- [Given passage]
+---+
Institute of Cardiovascular Sciences, University of Manchester, Manchester, UK

Correspondence to Ashley S. Izzard, PhD, Institute of Cardiovascular Sciences, Core technology Facility (3rd Floor), University of Manchester, 46 Grafton St, Manchester M13 9NT, UK. Tel: +44 161 275 1227; fax: +44 161 275 1183; e-mail:

Increased stiffening of the aorta relative to the carotid arteries results in increased carotid arterial pressure and flow pulsatility, and this is associated with diffuse microvascular brain lesions (including increased white matter hyper-intensity volume and sub-cortical infarcts) and cognitive impairment [1]. Thus, the aforementioned study provides an important link between previous studies that have shown that increased aortic stiffness is associated with microvascular brain lesions in hypertensive patients [2] and that arterial stiffness is an independent predictor of longitudinal changes in cognitive function in the older individual [3]. It has also been shown that stiffening of the aorta is associated with reduced cerebral perfusion in deep sub-cortical frontal and parietal white matter, regions of the brain predisposed to microvascular damage [4,5].
+---+
- [Exercise requirements] Please list every reference number cited in the passage on aortic stiffness.

Dataset entries:
+---+
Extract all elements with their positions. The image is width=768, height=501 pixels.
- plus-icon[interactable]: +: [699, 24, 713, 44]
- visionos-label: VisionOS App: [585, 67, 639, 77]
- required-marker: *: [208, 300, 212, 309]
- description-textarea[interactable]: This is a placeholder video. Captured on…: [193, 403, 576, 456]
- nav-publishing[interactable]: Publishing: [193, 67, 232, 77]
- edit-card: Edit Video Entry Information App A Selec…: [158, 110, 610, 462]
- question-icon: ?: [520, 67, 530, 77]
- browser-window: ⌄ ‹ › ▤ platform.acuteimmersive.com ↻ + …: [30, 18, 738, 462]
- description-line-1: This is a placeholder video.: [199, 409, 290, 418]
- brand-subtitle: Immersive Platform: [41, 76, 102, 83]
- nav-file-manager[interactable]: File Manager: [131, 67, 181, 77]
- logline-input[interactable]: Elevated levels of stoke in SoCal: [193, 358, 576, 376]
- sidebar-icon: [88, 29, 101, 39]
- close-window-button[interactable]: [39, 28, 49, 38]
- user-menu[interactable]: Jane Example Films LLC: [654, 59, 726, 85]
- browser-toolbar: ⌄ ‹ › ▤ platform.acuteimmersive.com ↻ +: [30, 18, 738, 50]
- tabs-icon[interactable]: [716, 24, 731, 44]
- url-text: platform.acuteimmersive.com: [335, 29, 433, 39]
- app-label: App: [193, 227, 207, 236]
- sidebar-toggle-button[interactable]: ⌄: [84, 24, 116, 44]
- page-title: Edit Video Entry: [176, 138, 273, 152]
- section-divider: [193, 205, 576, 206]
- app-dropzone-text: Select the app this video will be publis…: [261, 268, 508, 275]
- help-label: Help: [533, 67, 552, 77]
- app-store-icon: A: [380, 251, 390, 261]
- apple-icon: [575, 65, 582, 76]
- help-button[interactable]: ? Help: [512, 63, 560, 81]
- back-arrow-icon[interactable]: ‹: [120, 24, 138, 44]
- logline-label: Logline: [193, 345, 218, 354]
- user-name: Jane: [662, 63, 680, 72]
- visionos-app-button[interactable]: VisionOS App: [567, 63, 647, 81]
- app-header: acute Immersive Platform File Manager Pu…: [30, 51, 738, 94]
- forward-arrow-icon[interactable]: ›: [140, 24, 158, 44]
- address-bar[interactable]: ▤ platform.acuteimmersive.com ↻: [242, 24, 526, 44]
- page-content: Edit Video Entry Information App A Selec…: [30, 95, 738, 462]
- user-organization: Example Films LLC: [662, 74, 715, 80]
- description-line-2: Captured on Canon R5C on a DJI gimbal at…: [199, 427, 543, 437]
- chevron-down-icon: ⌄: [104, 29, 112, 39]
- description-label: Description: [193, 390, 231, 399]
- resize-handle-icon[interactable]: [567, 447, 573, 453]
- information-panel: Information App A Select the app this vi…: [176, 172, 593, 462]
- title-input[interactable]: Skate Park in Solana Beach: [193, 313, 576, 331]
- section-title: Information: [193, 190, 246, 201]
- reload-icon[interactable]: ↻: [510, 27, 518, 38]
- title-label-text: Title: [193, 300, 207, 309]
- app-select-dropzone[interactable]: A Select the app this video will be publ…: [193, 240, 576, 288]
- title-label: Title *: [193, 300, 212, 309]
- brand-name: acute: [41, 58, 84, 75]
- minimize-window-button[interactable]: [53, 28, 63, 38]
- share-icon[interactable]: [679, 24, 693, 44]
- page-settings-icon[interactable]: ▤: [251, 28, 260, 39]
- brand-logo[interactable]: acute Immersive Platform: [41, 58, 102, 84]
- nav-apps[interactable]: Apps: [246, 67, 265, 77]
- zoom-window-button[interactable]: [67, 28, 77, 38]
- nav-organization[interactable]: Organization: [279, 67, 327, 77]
+---+
- [Task response] 1, 2, 3, 4, 5